_Set exercise_
Make an exact copy of all the data.
---*---
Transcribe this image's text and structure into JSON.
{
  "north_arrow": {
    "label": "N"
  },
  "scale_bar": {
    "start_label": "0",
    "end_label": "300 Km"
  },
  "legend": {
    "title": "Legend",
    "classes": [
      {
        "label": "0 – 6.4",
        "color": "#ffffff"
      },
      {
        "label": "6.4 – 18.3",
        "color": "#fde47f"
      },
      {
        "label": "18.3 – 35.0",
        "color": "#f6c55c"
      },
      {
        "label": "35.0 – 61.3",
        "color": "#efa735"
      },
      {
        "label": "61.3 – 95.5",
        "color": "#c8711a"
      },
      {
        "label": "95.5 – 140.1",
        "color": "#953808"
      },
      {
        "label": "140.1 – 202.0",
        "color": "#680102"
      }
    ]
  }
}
---*---
_Task answer_
Transcribe this image's text and structure into JSON.
{
  "north_arrow": {
    "label": "N"
  },
  "scale_bar": {
    "start_label": "0",
    "end_label": "300 Km"
  },
  "legend": {
    "title": "Legend",
    "classes": [
      {
        "label": "0 – 6.4",
        "color": "#ffffff"
      },
      {
        "label": "6.4 – 18.3",
        "color": "#fde47f"
      },
      {
        "label": "18.3 – 35.0",
        "color": "#f6c55c"
      },
      {
        "label": "35.0 – 61.3",
        "color": "#efa735"
      },
      {
        "label": "61.3 – 95.5",
        "color": "#c8711a"
      },
      {
        "label": "95.5 – 140.1",
        "color": "#953808"
      },
      {
        "label": "140.1 – 202.0",
        "color": "#680102"
      }
    ]
  }
}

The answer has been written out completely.